## YOUR GOAL
Copy out every line exactly, passing over the pictures.

## RECORDS FOR THIS EXERCISE

+--

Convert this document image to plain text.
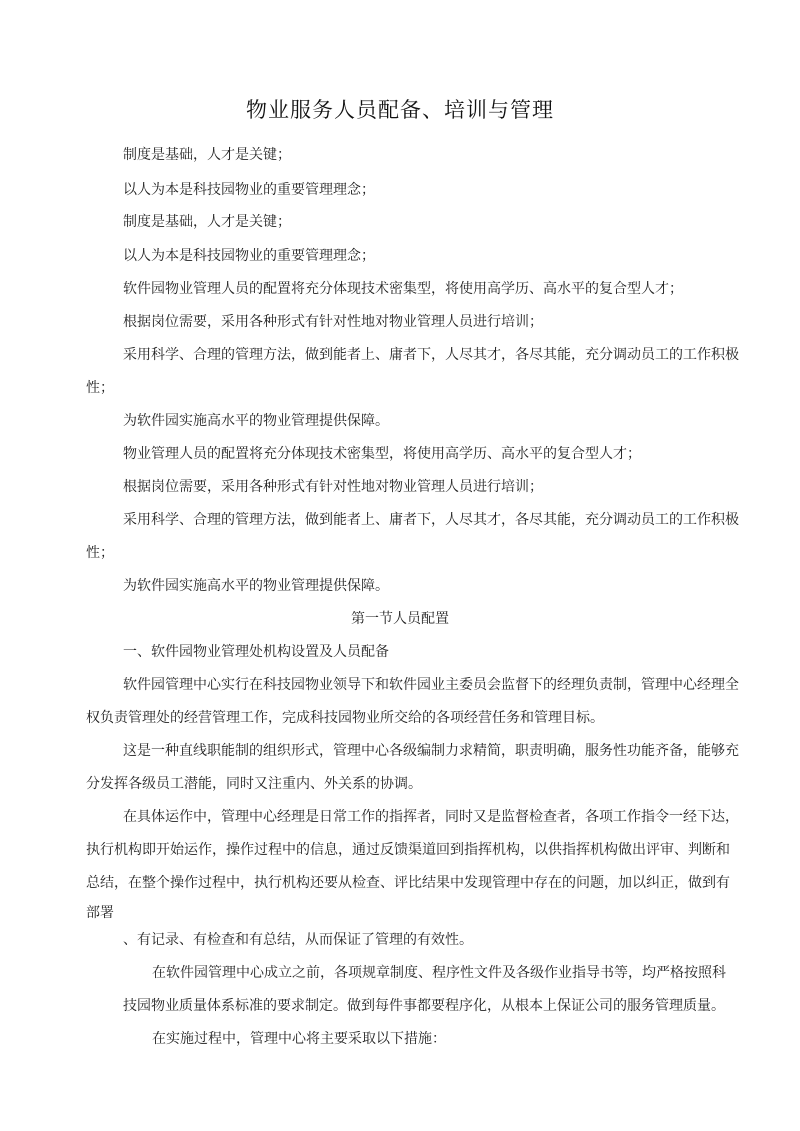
物业服务人员配备、培训与管理
制度是基础，人才是关键；
以人为本是科技园物业的重要管理理念；
制度是基础，人才是关键；
以人为本是科技园物业的重要管理理念；
软件园物业管理人员的配置将充分体现技术密集型，将使用高学历、高水平的复合型人才；
根据岗位需要，采用各种形式有针对性地对物业管理人员进行培训；
采用科学、合理的管理方法，做到能者上、庸者下，人尽其才，各尽其能，充分调动员工的工作积极
性；
为软件园实施高水平的物业管理提供保障。
物业管理人员的配置将充分体现技术密集型，将使用高学历、高水平的复合型人才；
根据岗位需要，采用各种形式有针对性地对物业管理人员进行培训；
采用科学、合理的管理方法，做到能者上、庸者下，人尽其才，各尽其能，充分调动员工的工作积极
性；
为软件园实施高水平的物业管理提供保障。
第一节人员配置
一、软件园物业管理处机构设置及人员配备
软件园管理中心实行在科技园物业领导下和软件园业主委员会监督下的经理负责制，管理中心经理全
权负责管理处的经营管理工作，完成科技园物业所交给的各项经营任务和管理目标。
这是一种直线职能制的组织形式，管理中心各级编制力求精简，职责明确，服务性功能齐备，能够充
分发挥各级员工潜能，同时又注重内、外关系的协调。
在具体运作中，管理中心经理是日常工作的指挥者，同时又是监督检查者，各项工作指令一经下达，
执行机构即开始运作，操作过程中的信息，通过反馈渠道回到指挥机构，以供指挥机构做出评审、判断和
总结，在整个操作过程中，执行机构还要从检查、评比结果中发现管理中存在的问题，加以纠正，做到有
部署
、有记录、有检查和有总结，从而保证了管理的有效性。
在软件园管理中心成立之前，各项规章制度、程序性文件及各级作业指导书等，均严格按照科
技园物业质量体系标准的要求制定。做到每件事都要程序化，从根本上保证公司的服务管理质量。
在实施过程中，管理中心将主要采取以下措施：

+--

## THE REPLY
Convert this document image to plain text.
物业服务人员配备、培训与管理
制度是基础，人才是关键；
以人为本是科技园物业的重要管理理念；
制度是基础，人才是关键；
以人为本是科技园物业的重要管理理念；
软件园物业管理人员的配置将充分体现技术密集型，将使用高学历、高水平的复合型人才；
根据岗位需要，采用各种形式有针对性地对物业管理人员进行培训；
采用科学、合理的管理方法，做到能者上、庸者下，人尽其才，各尽其能，充分调动员工的工作积极
性；
为软件园实施高水平的物业管理提供保障。
物业管理人员的配置将充分体现技术密集型，将使用高学历、高水平的复合型人才；
根据岗位需要，采用各种形式有针对性地对物业管理人员进行培训；
采用科学、合理的管理方法，做到能者上、庸者下，人尽其才，各尽其能，充分调动员工的工作积极
性；
为软件园实施高水平的物业管理提供保障。
第一节人员配置
一、软件园物业管理处机构设置及人员配备
软件园管理中心实行在科技园物业领导下和软件园业主委员会监督下的经理负责制，管理中心经理全
权负责管理处的经营管理工作，完成科技园物业所交给的各项经营任务和管理目标。
这是一种直线职能制的组织形式，管理中心各级编制力求精简，职责明确，服务性功能齐备，能够充
分发挥各级员工潜能，同时又注重内、外关系的协调。
在具体运作中，管理中心经理是日常工作的指挥者，同时又是监督检查者，各项工作指令一经下达，
执行机构即开始运作，操作过程中的信息，通过反馈渠道回到指挥机构，以供指挥机构做出评审、判断和
总结，在整个操作过程中，执行机构还要从检查、评比结果中发现管理中存在的问题，加以纠正，做到有
部署
、有记录、有检查和有总结，从而保证了管理的有效性。
在软件园管理中心成立之前，各项规章制度、程序性文件及各级作业指导书等，均严格按照科
技园物业质量体系标准的要求制定。做到每件事都要程序化，从根本上保证公司的服务管理质量。
在实施过程中，管理中心将主要采取以下措施：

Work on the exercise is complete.